Stated task:
Every line containing the word "evaluadores" needs to be found and copied.

Data records:
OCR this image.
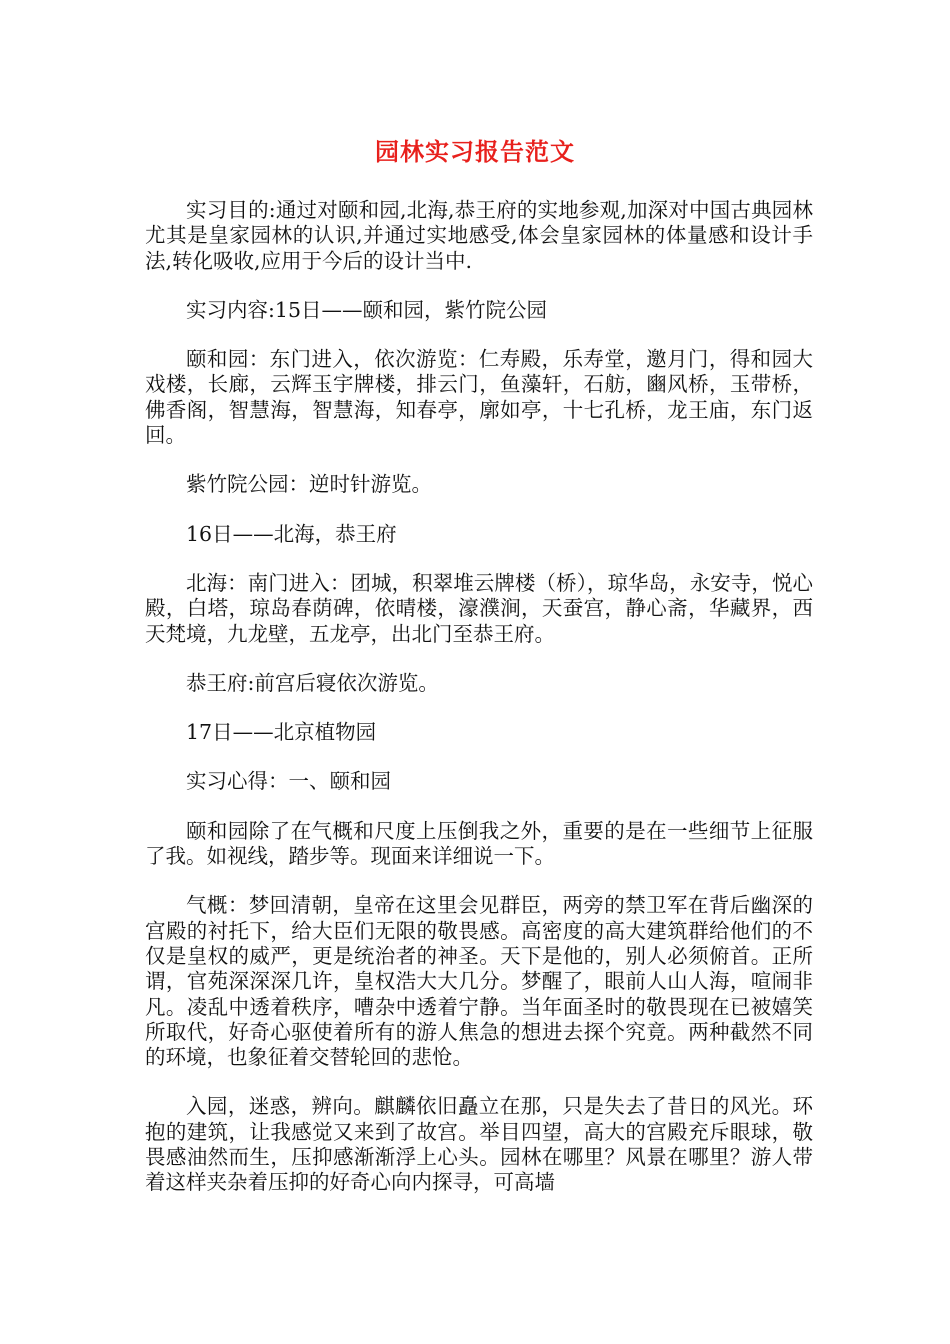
园林实习报告范文

实习目的:通过对颐和园,北海,恭王府的实地参观,加深对中国古典园林尤其是皇家园林的认识,并通过实地感受,体会皇家园林的体量感和设计手法,转化吸收,应用于今后的设计当中.

实习内容:15日——颐和园，紫竹院公园

颐和园：东门进入，依次游览：仁寿殿，乐寿堂，邀月门，得和园大戏楼，长廊，云辉玉宇牌楼，排云门，鱼藻轩，石舫，豳风桥，玉带桥，佛香阁，智慧海，智慧海，知春亭，廓如亭，十七孔桥，龙王庙，东门返回。

紫竹院公园：逆时针游览。

16日——北海，恭王府

北海：南门进入：团城，积翠堆云牌楼（桥），琼华岛，永安寺，悦心殿，白塔，琼岛春荫碑，依晴楼，濠濮涧，天蚕宫，静心斋，华藏界，西天梵境，九龙壁，五龙亭，出北门至恭王府。

恭王府:前宫后寝依次游览。

17日——北京植物园

实习心得：一、颐和园

颐和园除了在气概和尺度上压倒我之外，重要的是在一些细节上征服了我。如视线，踏步等。现面来详细说一下。

气概：梦回清朝，皇帝在这里会见群臣，两旁的禁卫军在背后幽深的宫殿的衬托下，给大臣们无限的敬畏感。高密度的高大建筑群给他们的不仅是皇权的威严，更是统治者的神圣。天下是他的，别人必须俯首。正所谓，官苑深深深几许，皇权浩大大几分。梦醒了，眼前人山人海，喧闹非凡。凌乱中透着秩序，嘈杂中透着宁静。当年面圣时的敬畏现在已被嬉笑所取代，好奇心驱使着所有的游人焦急的想进去探个究竟。两种截然不同的环境，也象征着交替轮回的悲怆。

入园，迷惑，辨向。麒麟依旧矗立在那，只是失去了昔日的风光。环抱的建筑，让我感觉又来到了故宫。举目四望，高大的宫殿充斥眼球，敬畏感油然而生，压抑感渐渐浮上心头。园林在哪里？风景在哪里？游人带着这样夹杂着压抑的好奇心向内探寻，可高墙
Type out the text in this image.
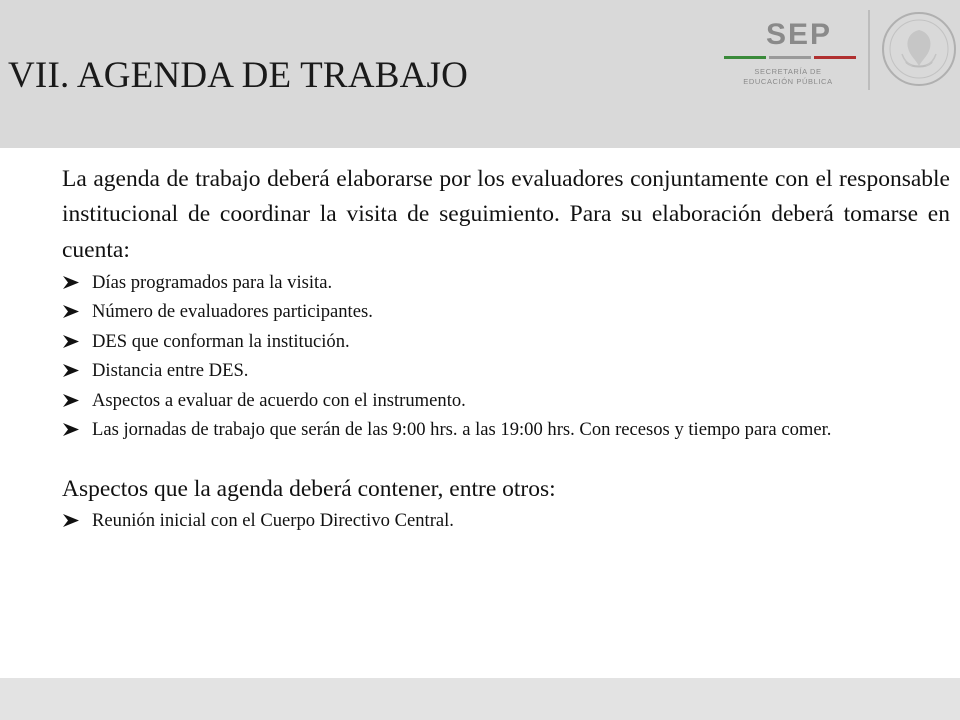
VII. AGENDA DE TRABAJO
SEP
SECRETARÍA DE
EDUCACIÓN PÚBLICA

La agenda de trabajo deberá elaborarse por los evaluadores conjuntamente con el responsable institucional de coordinar la visita de seguimiento. Para su elaboración deberá tomarse en cuenta:

Días programados para la visita.
Número de evaluadores participantes.
DES que conforman la institución.
Distancia entre DES.
Aspectos a evaluar de acuerdo con el instrumento.
Las jornadas de trabajo que serán de las 9:00 hrs. a las 19:00 hrs. Con recesos y tiempo para comer.
Aspectos que la agenda deberá contener, entre otros:
Reunión inicial con el Cuerpo Directivo Central.
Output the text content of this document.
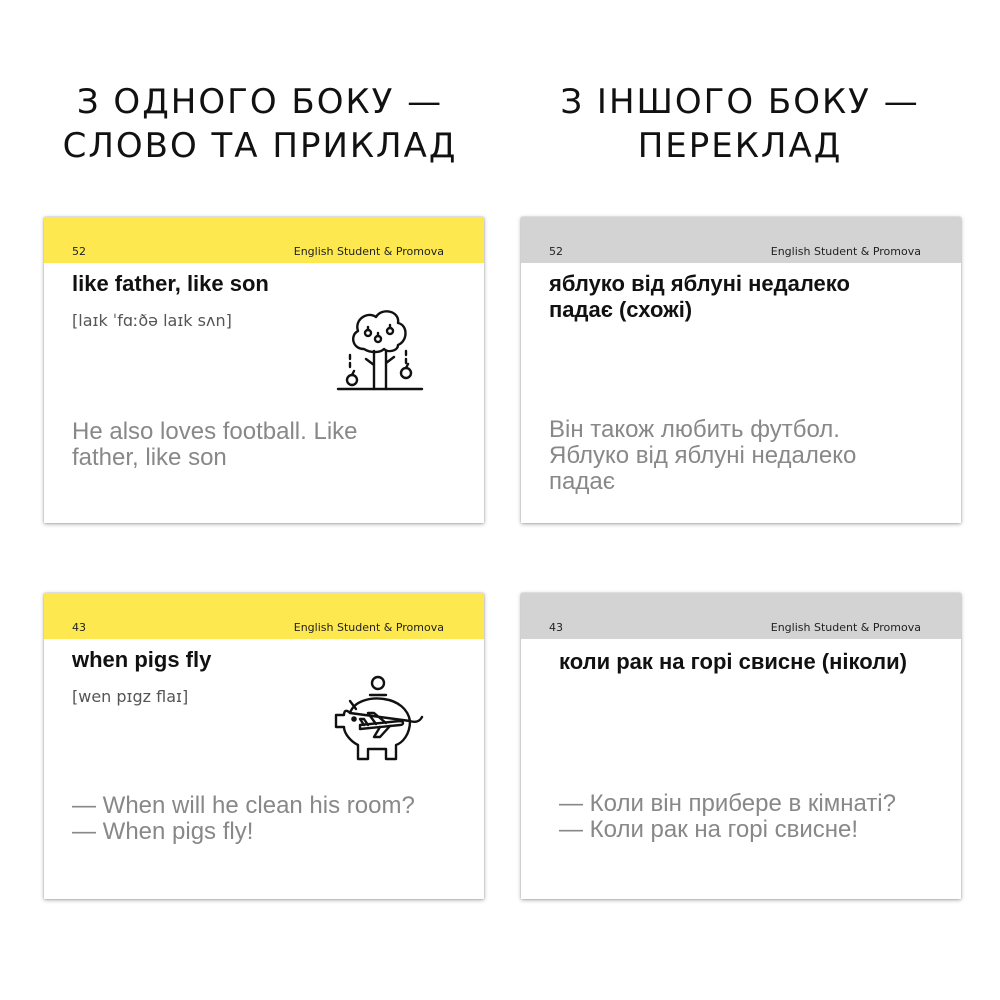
З ОДНОГО БОКУ —
СЛОВО ТА ПРИКЛАД
З ІНШОГО БОКУ —
ПЕРЕКЛАД
52	English Student & Promova
like father, like son
[laɪk ˈfɑːðə laɪk sʌn]
He also loves football. Like
father, like son
52	English Student & Promova
яблуко від яблуні недалеко падає (схожі)
Він також любить футбол.
Яблуко від яблуні недалеко
падає
43	English Student & Promova
when pigs fly
[wen pɪgz flaɪ]
— When will he clean his room?
— When pigs fly!
43	English Student & Promova
коли рак на горі свисне (ніколи)
— Коли він прибере в кімнаті?
— Коли рак на горі свисне!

Worked answer:
La agenda de trabajo deberá elaborarse por los evaluadores conjuntamente con el responsable institucional de coordinar la visita de seguimiento. Para su elaboración deberá tomarse en cuenta:
Número de evaluadores participantes.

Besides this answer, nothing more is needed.